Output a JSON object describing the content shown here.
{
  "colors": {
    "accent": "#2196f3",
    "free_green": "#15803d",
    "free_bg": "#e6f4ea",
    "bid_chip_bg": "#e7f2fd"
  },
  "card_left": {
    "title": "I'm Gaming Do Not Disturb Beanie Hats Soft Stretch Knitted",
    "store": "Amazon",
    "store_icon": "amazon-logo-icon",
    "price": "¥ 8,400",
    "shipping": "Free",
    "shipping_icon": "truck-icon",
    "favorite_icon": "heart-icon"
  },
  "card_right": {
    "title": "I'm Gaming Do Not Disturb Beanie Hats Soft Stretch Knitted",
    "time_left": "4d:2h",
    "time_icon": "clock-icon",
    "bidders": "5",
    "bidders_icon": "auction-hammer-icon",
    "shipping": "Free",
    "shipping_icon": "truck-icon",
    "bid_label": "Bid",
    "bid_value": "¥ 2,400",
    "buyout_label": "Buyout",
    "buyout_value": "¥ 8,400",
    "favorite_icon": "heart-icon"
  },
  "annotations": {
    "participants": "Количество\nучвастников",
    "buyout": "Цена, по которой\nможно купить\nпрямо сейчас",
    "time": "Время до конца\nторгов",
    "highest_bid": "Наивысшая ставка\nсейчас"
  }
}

--

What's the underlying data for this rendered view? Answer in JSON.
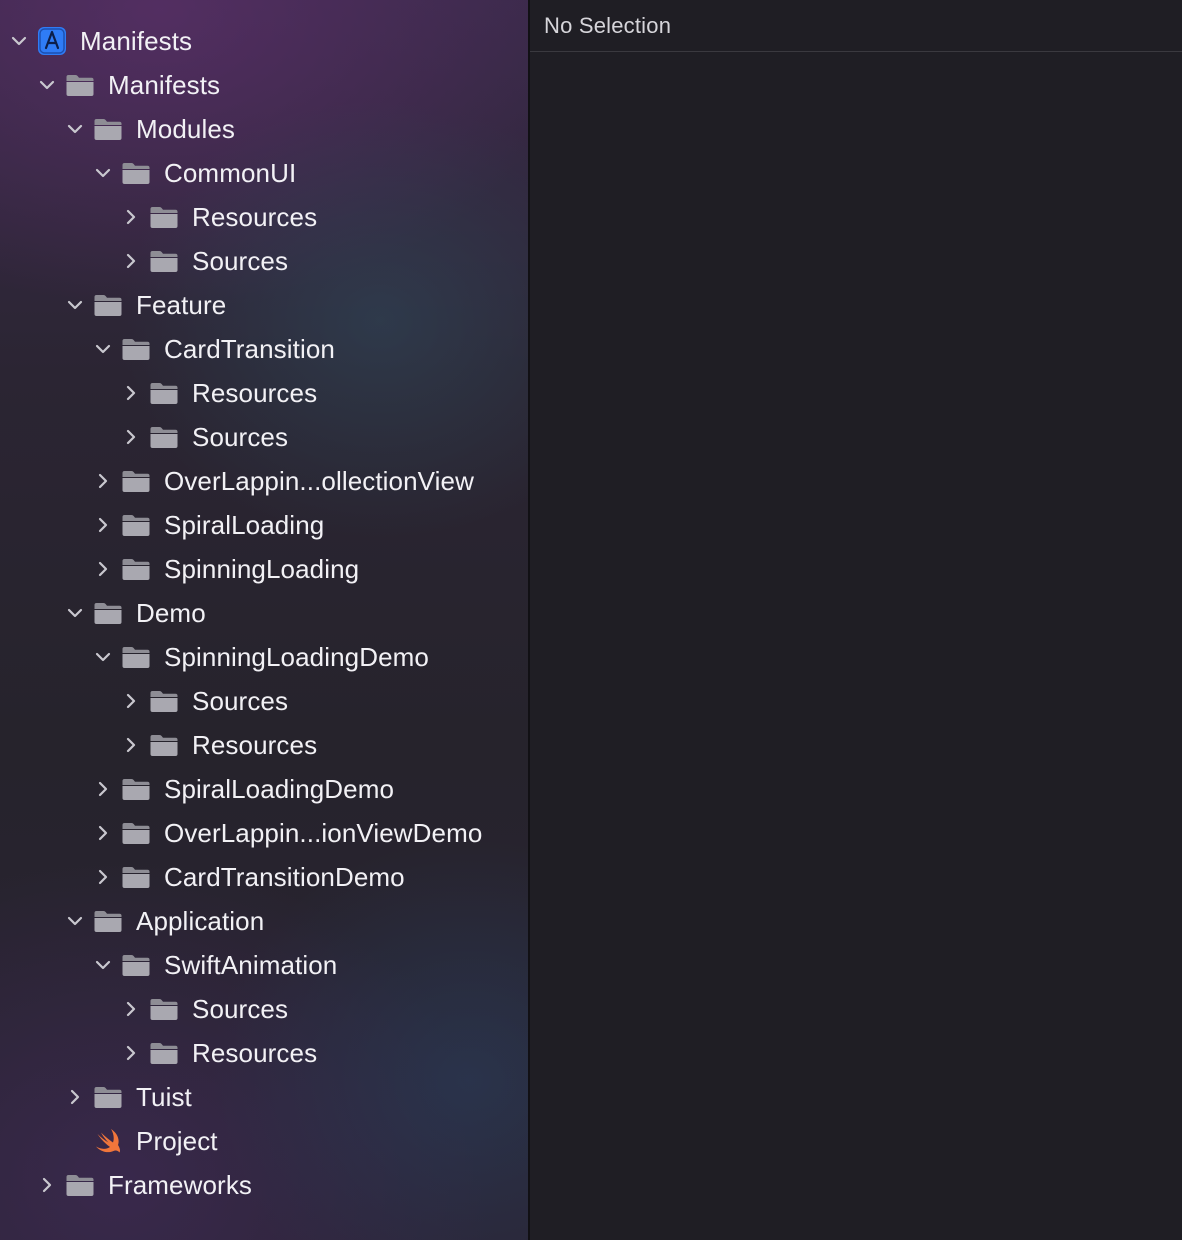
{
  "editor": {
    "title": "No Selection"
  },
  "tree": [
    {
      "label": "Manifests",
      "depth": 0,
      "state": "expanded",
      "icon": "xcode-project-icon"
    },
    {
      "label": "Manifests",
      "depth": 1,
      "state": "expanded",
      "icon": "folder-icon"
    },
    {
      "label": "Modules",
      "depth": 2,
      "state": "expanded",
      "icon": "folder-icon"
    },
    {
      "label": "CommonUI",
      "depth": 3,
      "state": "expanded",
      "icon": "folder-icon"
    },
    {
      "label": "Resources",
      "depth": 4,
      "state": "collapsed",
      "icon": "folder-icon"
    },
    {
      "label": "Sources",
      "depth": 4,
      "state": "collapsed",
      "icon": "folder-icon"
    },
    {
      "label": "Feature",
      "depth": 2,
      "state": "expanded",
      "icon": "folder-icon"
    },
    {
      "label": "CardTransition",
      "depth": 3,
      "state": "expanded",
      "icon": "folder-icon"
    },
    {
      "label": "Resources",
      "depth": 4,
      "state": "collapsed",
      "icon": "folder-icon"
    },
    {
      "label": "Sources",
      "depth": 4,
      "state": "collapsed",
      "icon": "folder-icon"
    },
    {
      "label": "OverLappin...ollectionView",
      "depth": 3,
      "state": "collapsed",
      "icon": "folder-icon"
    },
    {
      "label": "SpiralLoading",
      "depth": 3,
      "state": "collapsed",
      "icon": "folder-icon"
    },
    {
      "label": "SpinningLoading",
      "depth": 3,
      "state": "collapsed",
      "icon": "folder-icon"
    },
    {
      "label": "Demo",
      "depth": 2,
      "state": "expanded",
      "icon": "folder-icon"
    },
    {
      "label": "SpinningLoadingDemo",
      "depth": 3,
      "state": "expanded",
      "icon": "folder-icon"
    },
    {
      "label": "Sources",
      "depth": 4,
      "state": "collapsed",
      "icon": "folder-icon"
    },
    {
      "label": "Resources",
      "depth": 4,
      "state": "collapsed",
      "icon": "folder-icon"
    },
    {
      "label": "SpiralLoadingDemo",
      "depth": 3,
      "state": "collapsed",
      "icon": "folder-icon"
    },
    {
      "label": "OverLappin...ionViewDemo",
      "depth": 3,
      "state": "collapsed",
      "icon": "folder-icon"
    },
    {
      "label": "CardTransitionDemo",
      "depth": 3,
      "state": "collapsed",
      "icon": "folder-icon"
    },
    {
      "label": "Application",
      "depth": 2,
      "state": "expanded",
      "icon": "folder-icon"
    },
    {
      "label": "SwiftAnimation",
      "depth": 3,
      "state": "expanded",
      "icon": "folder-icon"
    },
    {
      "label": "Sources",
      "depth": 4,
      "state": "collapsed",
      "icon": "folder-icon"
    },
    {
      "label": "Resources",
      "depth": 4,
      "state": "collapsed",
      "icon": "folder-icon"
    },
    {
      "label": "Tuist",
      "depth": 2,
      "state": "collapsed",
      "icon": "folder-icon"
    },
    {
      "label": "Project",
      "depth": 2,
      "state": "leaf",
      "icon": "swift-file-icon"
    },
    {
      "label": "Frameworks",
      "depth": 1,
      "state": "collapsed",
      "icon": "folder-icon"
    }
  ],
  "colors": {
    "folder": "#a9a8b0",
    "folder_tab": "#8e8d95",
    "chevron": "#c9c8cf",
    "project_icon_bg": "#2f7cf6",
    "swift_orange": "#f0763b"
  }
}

* * *

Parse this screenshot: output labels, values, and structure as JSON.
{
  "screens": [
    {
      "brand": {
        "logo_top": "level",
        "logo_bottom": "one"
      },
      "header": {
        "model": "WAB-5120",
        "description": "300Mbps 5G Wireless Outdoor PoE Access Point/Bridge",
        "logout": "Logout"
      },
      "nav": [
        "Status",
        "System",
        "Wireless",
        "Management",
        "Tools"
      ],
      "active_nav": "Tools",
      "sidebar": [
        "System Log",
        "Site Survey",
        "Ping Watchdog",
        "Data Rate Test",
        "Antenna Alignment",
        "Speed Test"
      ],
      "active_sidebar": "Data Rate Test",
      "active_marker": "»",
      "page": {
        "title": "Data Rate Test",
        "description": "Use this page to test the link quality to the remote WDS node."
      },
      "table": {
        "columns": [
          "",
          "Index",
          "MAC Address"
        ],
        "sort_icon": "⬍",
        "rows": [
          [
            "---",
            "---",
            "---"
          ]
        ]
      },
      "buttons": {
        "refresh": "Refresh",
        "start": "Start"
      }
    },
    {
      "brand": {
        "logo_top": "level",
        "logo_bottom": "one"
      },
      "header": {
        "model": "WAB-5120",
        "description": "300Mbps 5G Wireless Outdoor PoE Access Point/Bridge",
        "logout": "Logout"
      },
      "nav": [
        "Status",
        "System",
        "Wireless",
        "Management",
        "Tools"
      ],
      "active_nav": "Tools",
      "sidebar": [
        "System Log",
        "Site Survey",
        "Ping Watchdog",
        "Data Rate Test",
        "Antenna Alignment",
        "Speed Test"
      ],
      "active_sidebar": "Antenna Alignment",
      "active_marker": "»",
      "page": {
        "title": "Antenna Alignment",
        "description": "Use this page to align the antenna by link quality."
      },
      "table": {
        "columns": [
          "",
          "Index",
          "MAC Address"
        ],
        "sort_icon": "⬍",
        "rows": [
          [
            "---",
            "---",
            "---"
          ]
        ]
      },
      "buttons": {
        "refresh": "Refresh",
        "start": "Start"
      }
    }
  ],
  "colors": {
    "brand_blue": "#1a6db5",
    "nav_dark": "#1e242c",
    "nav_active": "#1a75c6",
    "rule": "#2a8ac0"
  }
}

THE TASK - How many of the lines above include the string "Alignment"? Reply with the number by itself.

SOLUTION FOR THIS EXERCISE - 4